┌─ Working data
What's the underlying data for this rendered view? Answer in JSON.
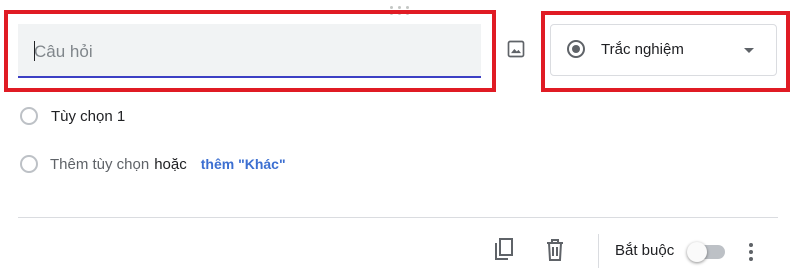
{
  "question": {
    "placeholder": "Câu hỏi",
    "value": ""
  },
  "question_type": {
    "selected": "Trắc nghiệm",
    "icon": "radio-button-checked-icon"
  },
  "options": [
    {
      "label": "Tùy chọn 1"
    }
  ],
  "add_option": {
    "add_label": "Thêm tùy chọn",
    "or_label": "hoặc",
    "add_other_label": "thêm \"Khác\""
  },
  "footer": {
    "required_label": "Bắt buộc",
    "required_on": false
  },
  "colors": {
    "highlight": "#e01b24",
    "underline": "#3c3fc4",
    "link": "#3c6fd1"
  }
}
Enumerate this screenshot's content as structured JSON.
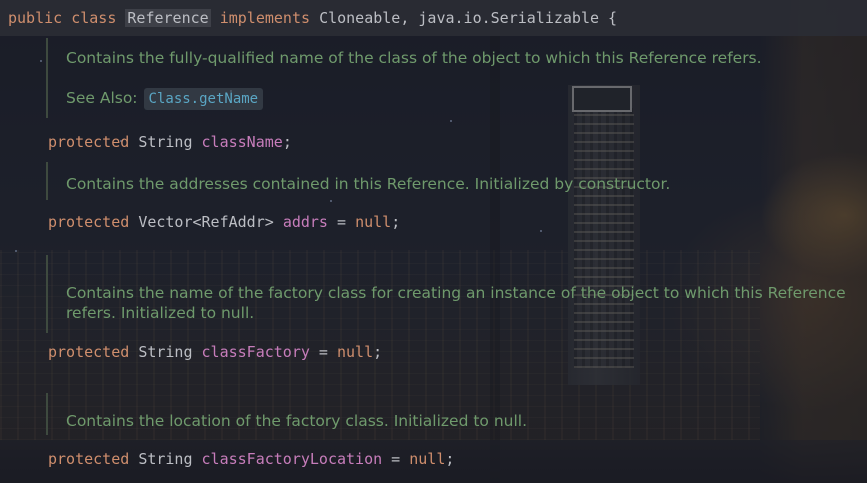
└─
*Challenge*: Copy out each record shown above without alteration, skipping any picture.

*Solution to this task*:
What's the underlying data for this rendered view? Answer in JSON.
{
  "question": {
    "placeholder": "Câu hỏi",
    "value": ""
  },
  "question_type": {
    "selected": "Trắc nghiệm",
    "icon": "radio-button-checked-icon"
  },
  "options": [
    {
      "label": "Tùy chọn 1"
    }
  ],
  "add_option": {
    "add_label": "Thêm tùy chọn",
    "or_label": "hoặc",
    "add_other_label": "thêm \"Khác\""
  },
  "footer": {
    "required_label": "Bắt buộc",
    "required_on": false
  },
  "colors": {
    "highlight": "#e01b24",
    "underline": "#3c3fc4",
    "link": "#3c6fd1"
  }
}
Enumerate this screenshot's content as structured JSON.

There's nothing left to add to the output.